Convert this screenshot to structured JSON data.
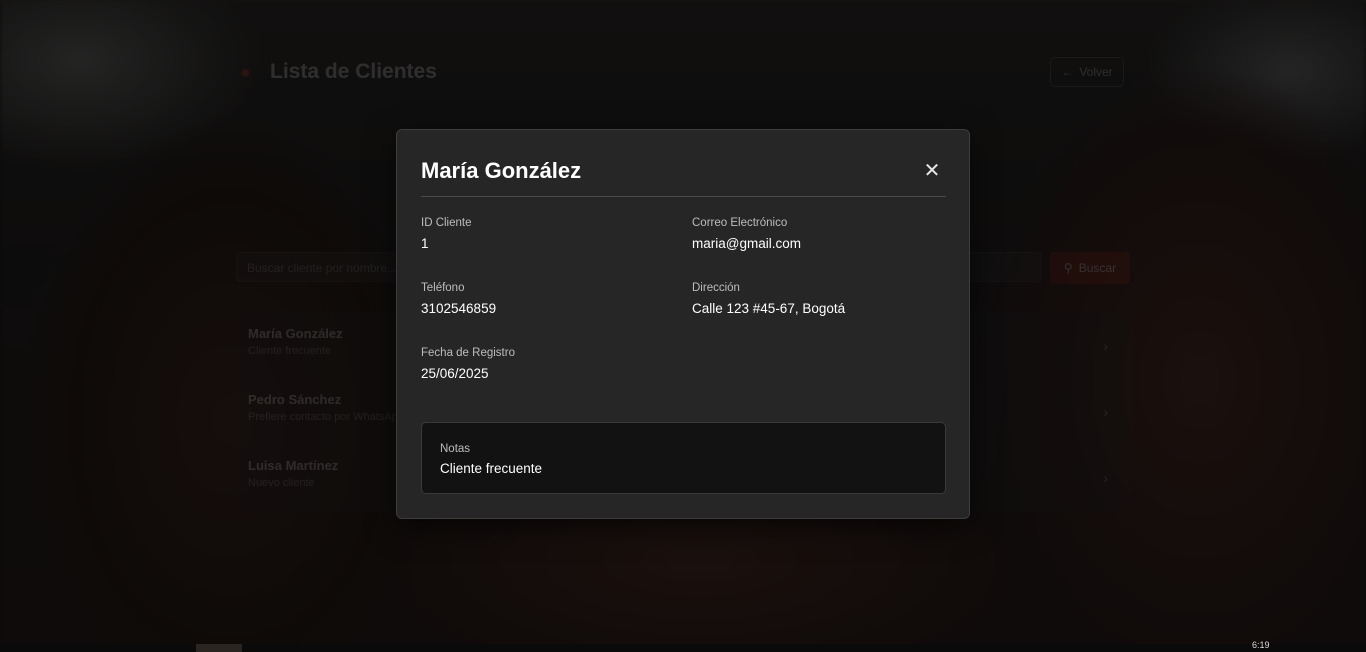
{
  "background_app": {
    "title": "Lista de Clientes",
    "back_button": "Volver",
    "search_placeholder": "Buscar cliente por nombre...",
    "search_button": "Buscar",
    "rows": [
      {
        "name": "María González",
        "subtitle": "Cliente frecuente"
      },
      {
        "name": "Pedro Sánchez",
        "subtitle": "Prefiere contacto por WhatsApp"
      },
      {
        "name": "Luisa Martínez",
        "subtitle": "Nuevo cliente"
      }
    ]
  },
  "modal": {
    "title": "María González",
    "close_icon": "close-icon",
    "fields": {
      "id": {
        "label": "ID Cliente",
        "value": "1"
      },
      "email": {
        "label": "Correo Electrónico",
        "value": "maria@gmail.com"
      },
      "phone": {
        "label": "Teléfono",
        "value": "3102546859"
      },
      "address": {
        "label": "Dirección",
        "value": "Calle 123 #45-67, Bogotá"
      },
      "registered": {
        "label": "Fecha de Registro",
        "value": "25/06/2025"
      }
    },
    "notes": {
      "label": "Notas",
      "value": "Cliente frecuente"
    }
  },
  "taskbar": {
    "clock": "6:19"
  },
  "colors": {
    "accent": "#c0392b",
    "modal_bg": "#262626",
    "notes_bg": "#121212"
  }
}
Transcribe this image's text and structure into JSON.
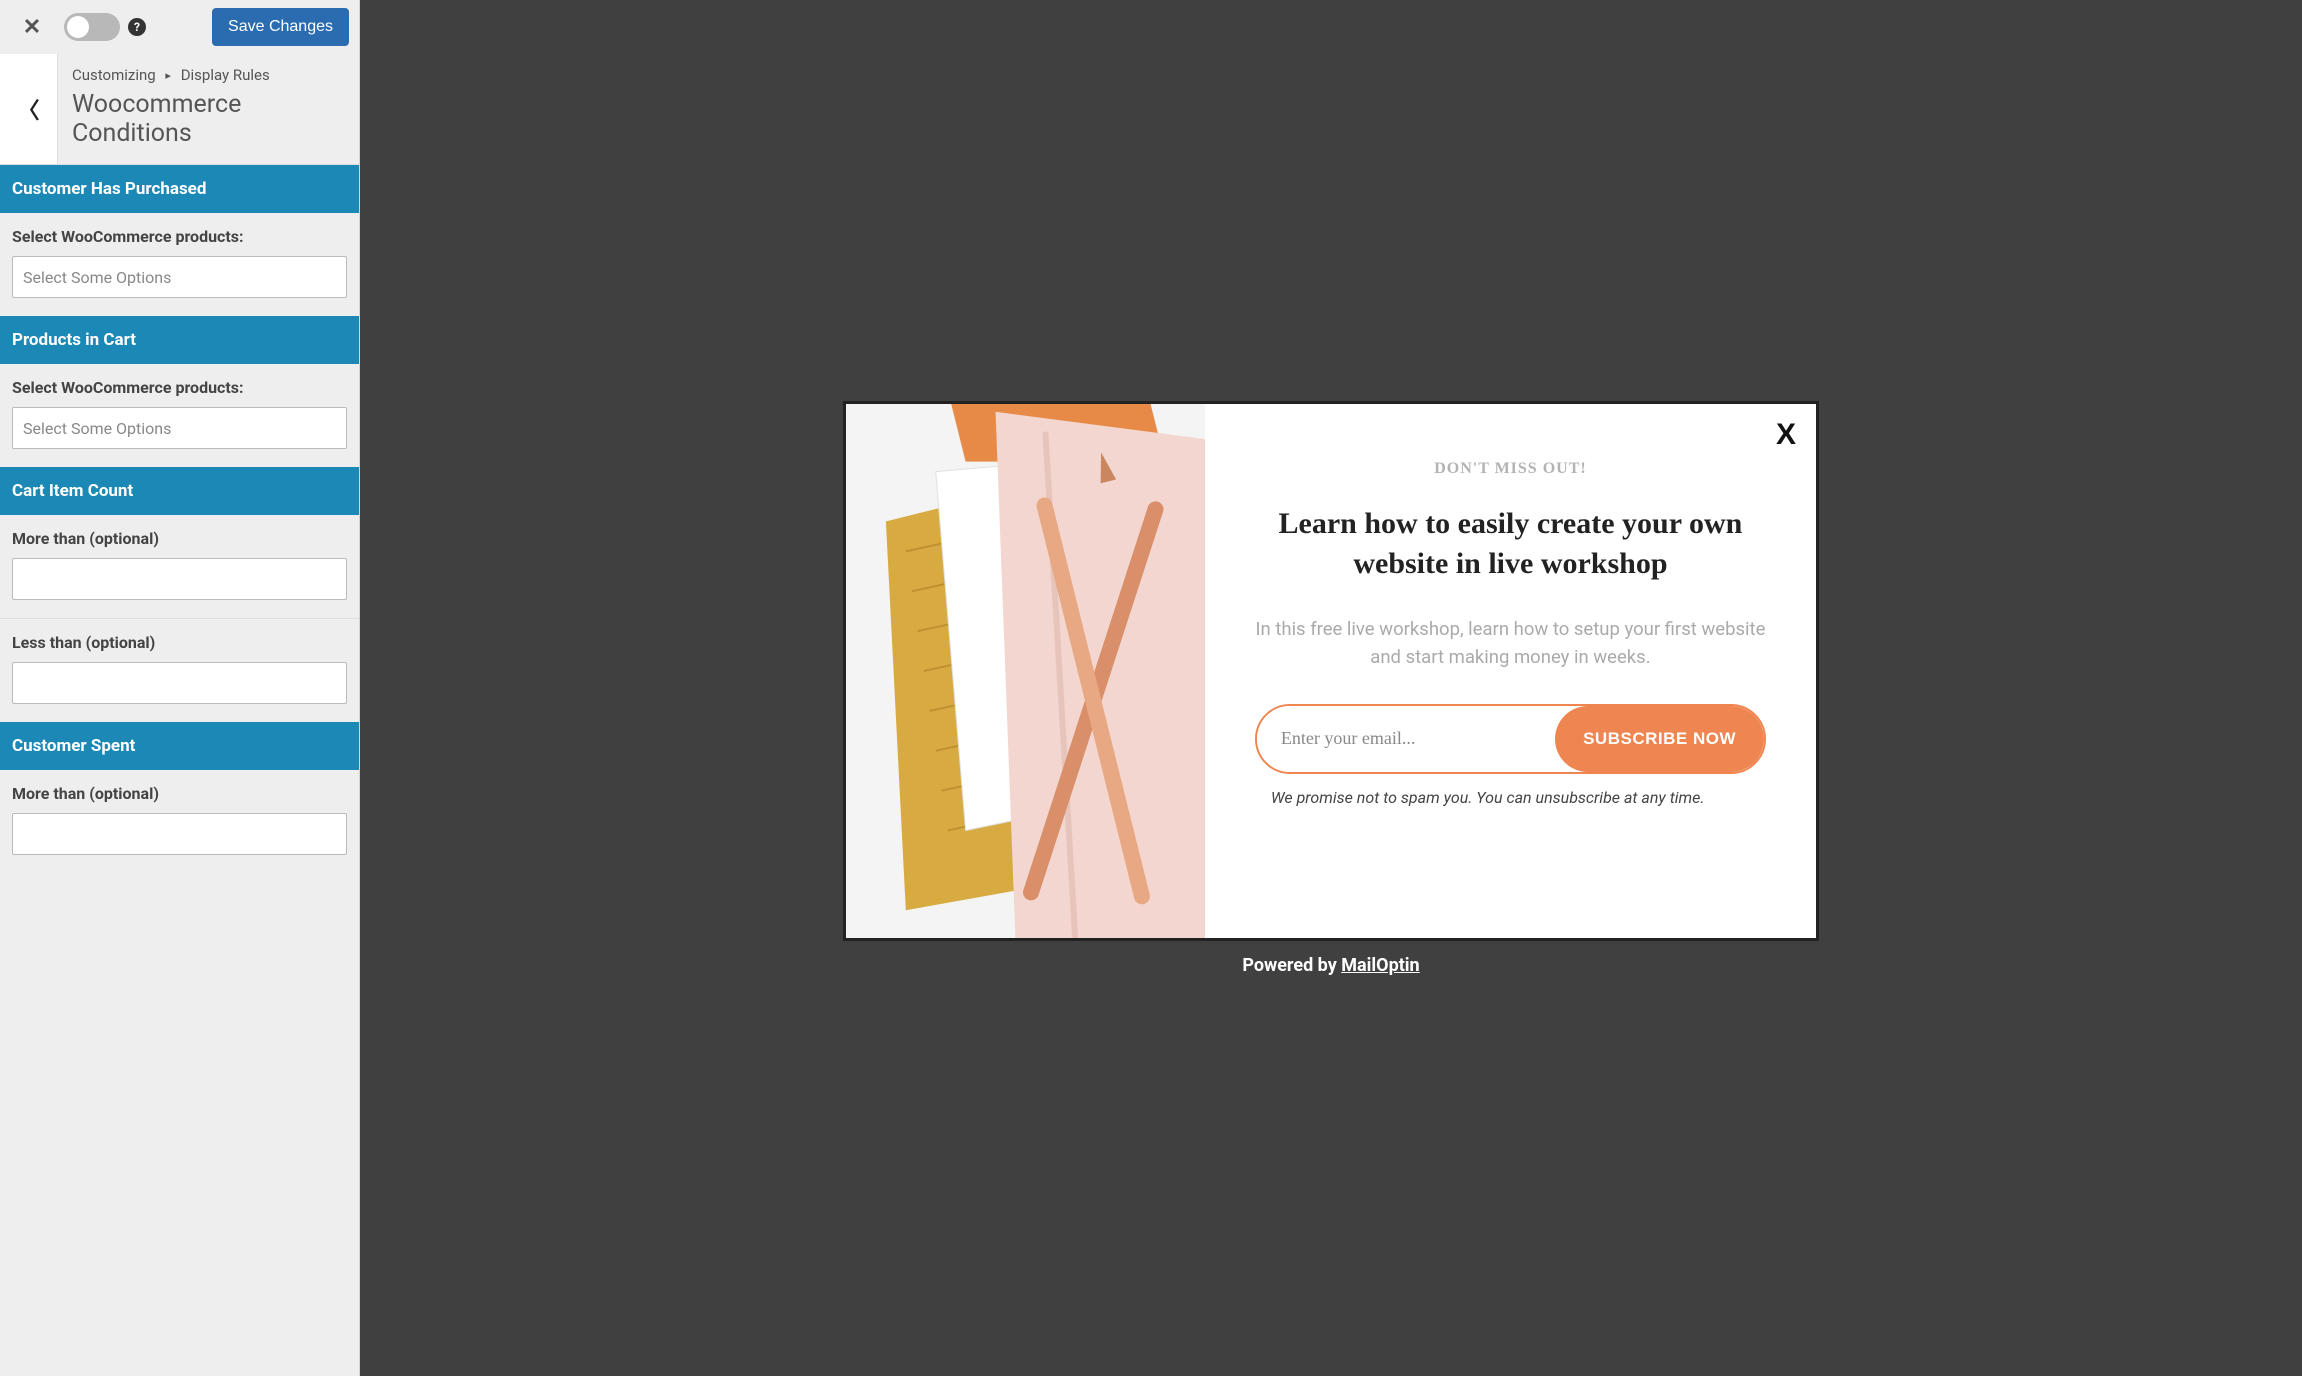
{
  "topbar": {
    "save_label": "Save Changes",
    "help_symbol": "?"
  },
  "breadcrumb": {
    "root": "Customizing",
    "sep": "▸",
    "parent": "Display Rules",
    "title": "Woocommerce Conditions"
  },
  "sections": {
    "purchased": {
      "header": "Customer Has Purchased",
      "field_label": "Select WooCommerce products:",
      "placeholder": "Select Some Options"
    },
    "in_cart": {
      "header": "Products in Cart",
      "field_label": "Select WooCommerce products:",
      "placeholder": "Select Some Options"
    },
    "item_count": {
      "header": "Cart Item Count",
      "more_label": "More than (optional)",
      "less_label": "Less than (optional)",
      "more_value": "",
      "less_value": ""
    },
    "spent": {
      "header": "Customer Spent",
      "more_label": "More than (optional)",
      "more_value": ""
    }
  },
  "modal": {
    "eyebrow": "DON'T MISS OUT!",
    "headline": "Learn how to easily create your own website in live workshop",
    "subhead": "In this free live workshop, learn how to setup your first website and start making money in weeks.",
    "email_placeholder": "Enter your email...",
    "submit_label": "SUBSCRIBE NOW",
    "disclaimer": "We promise not to spam you. You can unsubscribe at any time.",
    "close_symbol": "X"
  },
  "powered": {
    "prefix": "Powered by ",
    "brand": "MailOptin"
  },
  "colors": {
    "accent_blue": "#1c88b5",
    "button_blue": "#2b6cb0",
    "accent_orange": "#ef8550",
    "preview_bg": "#404040"
  }
}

────────────────────

### WRITTEN TASK
Extract, exactly as written, the span of lines from the one holding "Transcribe this image's" through the last line, inclusive. Skip any picture.

### FINAL RESULT
Transcribe this image's text and structure into JSON.
{
  "topbar": {
    "save_label": "Save Changes",
    "help_symbol": "?"
  },
  "breadcrumb": {
    "root": "Customizing",
    "sep": "▸",
    "parent": "Display Rules",
    "title": "Woocommerce Conditions"
  },
  "sections": {
    "purchased": {
      "header": "Customer Has Purchased",
      "field_label": "Select WooCommerce products:",
      "placeholder": "Select Some Options"
    },
    "in_cart": {
      "header": "Products in Cart",
      "field_label": "Select WooCommerce products:",
      "placeholder": "Select Some Options"
    },
    "item_count": {
      "header": "Cart Item Count",
      "more_label": "More than (optional)",
      "less_label": "Less than (optional)",
      "more_value": "",
      "less_value": ""
    },
    "spent": {
      "header": "Customer Spent",
      "more_label": "More than (optional)",
      "more_value": ""
    }
  },
  "modal": {
    "eyebrow": "DON'T MISS OUT!",
    "headline": "Learn how to easily create your own website in live workshop",
    "subhead": "In this free live workshop, learn how to setup your first website and start making money in weeks.",
    "email_placeholder": "Enter your email...",
    "submit_label": "SUBSCRIBE NOW",
    "disclaimer": "We promise not to spam you. You can unsubscribe at any time.",
    "close_symbol": "X"
  },
  "powered": {
    "prefix": "Powered by ",
    "brand": "MailOptin"
  },
  "colors": {
    "accent_blue": "#1c88b5",
    "button_blue": "#2b6cb0",
    "accent_orange": "#ef8550",
    "preview_bg": "#404040"
  }
}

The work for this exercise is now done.